Copy out all the entries word for word.

[Start Available records]

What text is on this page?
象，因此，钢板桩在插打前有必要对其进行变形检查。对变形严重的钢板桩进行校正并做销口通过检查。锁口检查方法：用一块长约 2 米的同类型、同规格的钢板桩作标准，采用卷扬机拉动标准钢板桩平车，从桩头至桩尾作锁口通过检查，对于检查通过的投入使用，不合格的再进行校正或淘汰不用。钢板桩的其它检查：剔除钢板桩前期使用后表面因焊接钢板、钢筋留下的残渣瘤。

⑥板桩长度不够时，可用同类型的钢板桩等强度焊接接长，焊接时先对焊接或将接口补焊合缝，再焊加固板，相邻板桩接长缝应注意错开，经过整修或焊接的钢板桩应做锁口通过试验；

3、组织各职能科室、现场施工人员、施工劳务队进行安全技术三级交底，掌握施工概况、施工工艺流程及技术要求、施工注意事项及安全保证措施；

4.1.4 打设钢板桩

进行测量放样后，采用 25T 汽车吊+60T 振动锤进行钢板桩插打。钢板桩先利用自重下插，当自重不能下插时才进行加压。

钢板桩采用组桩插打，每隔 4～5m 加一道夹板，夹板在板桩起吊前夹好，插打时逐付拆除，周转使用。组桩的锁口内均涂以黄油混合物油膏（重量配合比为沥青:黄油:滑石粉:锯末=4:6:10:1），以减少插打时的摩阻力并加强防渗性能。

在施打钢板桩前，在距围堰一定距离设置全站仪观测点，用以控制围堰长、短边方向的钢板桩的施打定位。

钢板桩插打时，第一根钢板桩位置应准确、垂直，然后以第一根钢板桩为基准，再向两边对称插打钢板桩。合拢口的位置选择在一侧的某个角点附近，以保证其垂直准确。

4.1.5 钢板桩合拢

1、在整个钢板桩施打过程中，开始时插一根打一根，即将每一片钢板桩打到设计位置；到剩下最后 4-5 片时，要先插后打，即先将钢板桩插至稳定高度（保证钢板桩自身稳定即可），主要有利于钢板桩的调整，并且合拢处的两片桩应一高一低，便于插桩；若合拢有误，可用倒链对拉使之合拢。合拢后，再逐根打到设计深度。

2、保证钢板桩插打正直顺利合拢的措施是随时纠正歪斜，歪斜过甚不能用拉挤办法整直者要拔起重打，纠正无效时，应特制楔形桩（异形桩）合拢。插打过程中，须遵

[End Available records]

Result of this exercise
What text is on this page?
象，因此，钢板桩在插打前有必要对其进行变形检查。对变形严重的钢板桩进行校正并做销口通过检查。锁口检查方法：用一块长约 2 米的同类型、同规格的钢板桩作标准，采用卷扬机拉动标准钢板桩平车，从桩头至桩尾作锁口通过检查，对于检查通过的投入使用，不合格的再进行校正或淘汰不用。钢板桩的其它检查：剔除钢板桩前期使用后表面因焊接钢板、钢筋留下的残渣瘤。

⑥板桩长度不够时，可用同类型的钢板桩等强度焊接接长，焊接时先对焊接或将接口补焊合缝，再焊加固板，相邻板桩接长缝应注意错开，经过整修或焊接的钢板桩应做锁口通过试验；

3、组织各职能科室、现场施工人员、施工劳务队进行安全技术三级交底，掌握施工概况、施工工艺流程及技术要求、施工注意事项及安全保证措施；

4.1.4 打设钢板桩

进行测量放样后，采用 25T 汽车吊+60T 振动锤进行钢板桩插打。钢板桩先利用自重下插，当自重不能下插时才进行加压。

钢板桩采用组桩插打，每隔 4～5m 加一道夹板，夹板在板桩起吊前夹好，插打时逐付拆除，周转使用。组桩的锁口内均涂以黄油混合物油膏（重量配合比为沥青:黄油:滑石粉:锯末=4:6:10:1），以减少插打时的摩阻力并加强防渗性能。

在施打钢板桩前，在距围堰一定距离设置全站仪观测点，用以控制围堰长、短边方向的钢板桩的施打定位。

钢板桩插打时，第一根钢板桩位置应准确、垂直，然后以第一根钢板桩为基准，再向两边对称插打钢板桩。合拢口的位置选择在一侧的某个角点附近，以保证其垂直准确。

4.1.5 钢板桩合拢

1、在整个钢板桩施打过程中，开始时插一根打一根，即将每一片钢板桩打到设计位置；到剩下最后 4-5 片时，要先插后打，即先将钢板桩插至稳定高度（保证钢板桩自身稳定即可），主要有利于钢板桩的调整，并且合拢处的两片桩应一高一低，便于插桩；若合拢有误，可用倒链对拉使之合拢。合拢后，再逐根打到设计深度。

2、保证钢板桩插打正直顺利合拢的措施是随时纠正歪斜，歪斜过甚不能用拉挤办法整直者要拔起重打，纠正无效时，应特制楔形桩（异形桩）合拢。插打过程中，须遵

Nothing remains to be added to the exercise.